- **Text segment**
____
Alastair Reynolds: Possibility Space August 2003

Alastair Reynolds spent his childhood in Cornwall, England and Wales, before earning degrees in astronomy from England's University of Newcastle (1988), and a PhD from the University of St. Andrew's in Scotland (1991). He sold his first story to Interzone, "Nunivak Snowflakes", in 1989. His notable short fiction includes "A Spy in Europa" (1997), "Galactic North" (1999), and "Great Wall of Mars" (2000) -- which prefigure the future-world space opera of his "Revelation Space" universe, the setting of novels and novellas Revelation Space (2000), British SF Association Award-winner Chasm City (2001), Diamond Dogs (2001), Redemption Ark (2002), Turquoise Days (2002), and Absolution Gap (due October 2003 in the UK and 2004 in the US), which concludes the Inhibitors' story arc of Revelation Space and Redemption Ark. He lives in The Netherlands, where he works for the European Space Agency, and lives with longtime partner Josette Sanchez.
____
- **Dataset excerpts**
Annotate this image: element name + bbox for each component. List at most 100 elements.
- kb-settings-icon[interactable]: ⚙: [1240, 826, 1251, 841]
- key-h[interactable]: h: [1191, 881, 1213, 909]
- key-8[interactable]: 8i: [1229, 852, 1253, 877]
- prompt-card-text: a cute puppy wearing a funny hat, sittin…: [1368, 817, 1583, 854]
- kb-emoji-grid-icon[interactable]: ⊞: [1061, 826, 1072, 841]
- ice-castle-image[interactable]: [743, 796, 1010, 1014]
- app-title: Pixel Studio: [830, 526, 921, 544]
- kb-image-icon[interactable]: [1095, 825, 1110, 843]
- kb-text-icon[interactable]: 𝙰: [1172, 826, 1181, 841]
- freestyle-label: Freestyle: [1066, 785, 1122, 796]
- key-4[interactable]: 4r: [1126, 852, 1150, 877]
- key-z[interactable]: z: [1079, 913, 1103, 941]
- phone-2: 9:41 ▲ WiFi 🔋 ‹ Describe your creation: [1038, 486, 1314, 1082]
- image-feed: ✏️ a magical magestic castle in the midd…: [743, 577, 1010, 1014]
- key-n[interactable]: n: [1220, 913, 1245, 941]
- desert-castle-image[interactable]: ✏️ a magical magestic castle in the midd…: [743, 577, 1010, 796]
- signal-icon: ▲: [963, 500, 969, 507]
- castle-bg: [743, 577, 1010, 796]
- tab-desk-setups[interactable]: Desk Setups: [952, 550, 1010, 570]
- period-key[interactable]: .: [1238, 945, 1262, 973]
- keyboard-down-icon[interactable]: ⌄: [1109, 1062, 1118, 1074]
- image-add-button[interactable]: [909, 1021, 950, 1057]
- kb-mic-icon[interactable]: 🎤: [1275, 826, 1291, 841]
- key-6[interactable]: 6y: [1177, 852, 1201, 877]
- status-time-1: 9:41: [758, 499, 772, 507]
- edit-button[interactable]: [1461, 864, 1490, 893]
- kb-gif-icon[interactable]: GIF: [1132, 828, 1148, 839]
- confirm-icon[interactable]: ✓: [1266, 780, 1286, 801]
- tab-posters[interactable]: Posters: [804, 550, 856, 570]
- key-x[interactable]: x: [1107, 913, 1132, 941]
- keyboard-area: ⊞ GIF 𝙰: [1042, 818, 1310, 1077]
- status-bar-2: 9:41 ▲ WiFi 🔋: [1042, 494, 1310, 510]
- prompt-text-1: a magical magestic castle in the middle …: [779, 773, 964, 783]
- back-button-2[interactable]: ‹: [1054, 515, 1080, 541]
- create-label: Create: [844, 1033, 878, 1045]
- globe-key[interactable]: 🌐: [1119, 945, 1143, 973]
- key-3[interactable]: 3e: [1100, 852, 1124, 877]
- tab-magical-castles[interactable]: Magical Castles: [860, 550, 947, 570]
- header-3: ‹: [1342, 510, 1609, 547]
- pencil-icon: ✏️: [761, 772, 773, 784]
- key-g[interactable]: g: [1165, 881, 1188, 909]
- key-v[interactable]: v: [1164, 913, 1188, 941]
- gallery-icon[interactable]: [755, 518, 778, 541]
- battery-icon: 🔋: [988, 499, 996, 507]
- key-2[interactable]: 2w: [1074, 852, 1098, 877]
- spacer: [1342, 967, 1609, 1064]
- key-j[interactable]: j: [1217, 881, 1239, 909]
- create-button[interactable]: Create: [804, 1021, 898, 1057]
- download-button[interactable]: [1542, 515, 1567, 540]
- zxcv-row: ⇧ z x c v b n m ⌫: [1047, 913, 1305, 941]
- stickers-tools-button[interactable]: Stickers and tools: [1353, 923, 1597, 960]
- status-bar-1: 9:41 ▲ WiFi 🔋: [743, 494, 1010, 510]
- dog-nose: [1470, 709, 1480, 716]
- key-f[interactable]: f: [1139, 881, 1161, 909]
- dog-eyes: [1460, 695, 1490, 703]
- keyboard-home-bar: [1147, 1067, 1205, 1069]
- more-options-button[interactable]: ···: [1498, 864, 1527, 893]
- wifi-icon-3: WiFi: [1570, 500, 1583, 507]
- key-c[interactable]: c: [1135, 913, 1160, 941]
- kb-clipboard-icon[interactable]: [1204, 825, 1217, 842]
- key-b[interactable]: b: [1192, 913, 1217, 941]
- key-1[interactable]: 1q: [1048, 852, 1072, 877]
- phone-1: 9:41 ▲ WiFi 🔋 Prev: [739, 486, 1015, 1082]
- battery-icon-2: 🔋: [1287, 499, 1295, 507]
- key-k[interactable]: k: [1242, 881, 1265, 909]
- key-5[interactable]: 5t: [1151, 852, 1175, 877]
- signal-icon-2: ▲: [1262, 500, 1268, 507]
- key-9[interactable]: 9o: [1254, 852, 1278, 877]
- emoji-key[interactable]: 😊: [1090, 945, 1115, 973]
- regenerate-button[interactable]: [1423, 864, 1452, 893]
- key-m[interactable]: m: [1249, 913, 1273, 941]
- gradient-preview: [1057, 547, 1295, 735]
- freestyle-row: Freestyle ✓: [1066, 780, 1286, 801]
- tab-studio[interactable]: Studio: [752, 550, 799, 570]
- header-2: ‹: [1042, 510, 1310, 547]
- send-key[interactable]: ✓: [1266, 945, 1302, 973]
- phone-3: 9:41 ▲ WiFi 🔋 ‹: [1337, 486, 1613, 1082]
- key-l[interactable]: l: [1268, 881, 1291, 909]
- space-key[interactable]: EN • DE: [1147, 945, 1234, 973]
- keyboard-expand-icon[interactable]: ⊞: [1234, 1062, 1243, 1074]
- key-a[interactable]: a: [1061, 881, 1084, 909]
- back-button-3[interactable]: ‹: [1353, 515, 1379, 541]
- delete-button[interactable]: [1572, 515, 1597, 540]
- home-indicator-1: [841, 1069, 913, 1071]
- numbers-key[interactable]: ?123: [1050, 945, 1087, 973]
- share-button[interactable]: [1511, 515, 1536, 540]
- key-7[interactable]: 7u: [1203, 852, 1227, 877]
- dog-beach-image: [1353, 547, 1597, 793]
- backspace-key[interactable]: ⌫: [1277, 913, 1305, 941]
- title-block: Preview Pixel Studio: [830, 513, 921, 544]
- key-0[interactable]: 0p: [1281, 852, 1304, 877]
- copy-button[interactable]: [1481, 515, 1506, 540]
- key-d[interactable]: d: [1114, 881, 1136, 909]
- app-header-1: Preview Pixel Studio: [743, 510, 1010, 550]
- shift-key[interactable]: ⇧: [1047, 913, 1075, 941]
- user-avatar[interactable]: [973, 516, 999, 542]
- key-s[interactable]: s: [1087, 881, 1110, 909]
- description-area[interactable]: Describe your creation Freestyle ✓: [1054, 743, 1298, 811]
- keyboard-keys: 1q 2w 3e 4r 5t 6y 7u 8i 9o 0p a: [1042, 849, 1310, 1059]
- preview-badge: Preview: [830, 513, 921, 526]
____
- **Your tasks**
1. According to the Alastair Reynolds profile, which publication bought the first story he sold?
2. Write the next part of the Alastair Reynolds profile, beginning after its final sentence.
The material is separate from the Alastair Reynolds profile.

- **The answers**
1. Interzone

2.
Photo by Beth Gwinn


Alastair Reynolds Homepage

Excerpts from the interview:

“I'm not a very analytical writer, and I often don't have much of a clue what I'm writing about or what I'm trying to say until after I've done it. Sometimes you don't really know until people start talking about your work. They say mine is dark and noirish, but I don't see that myself. I'm just trying to write a fusion of hard SF and space opera, subservient to Einstein's laws, and also to bring in a bit of Lovecraftian horror (since I like that as well). I'm interested in the whole question of human destiny and the future in space. Are we going to go out into the universe, and if so will that change us? Can we go out there and still stay human, or is it necessary for us to become something else just to survive in the universe? Or will we just stay cooped up on planet Earth?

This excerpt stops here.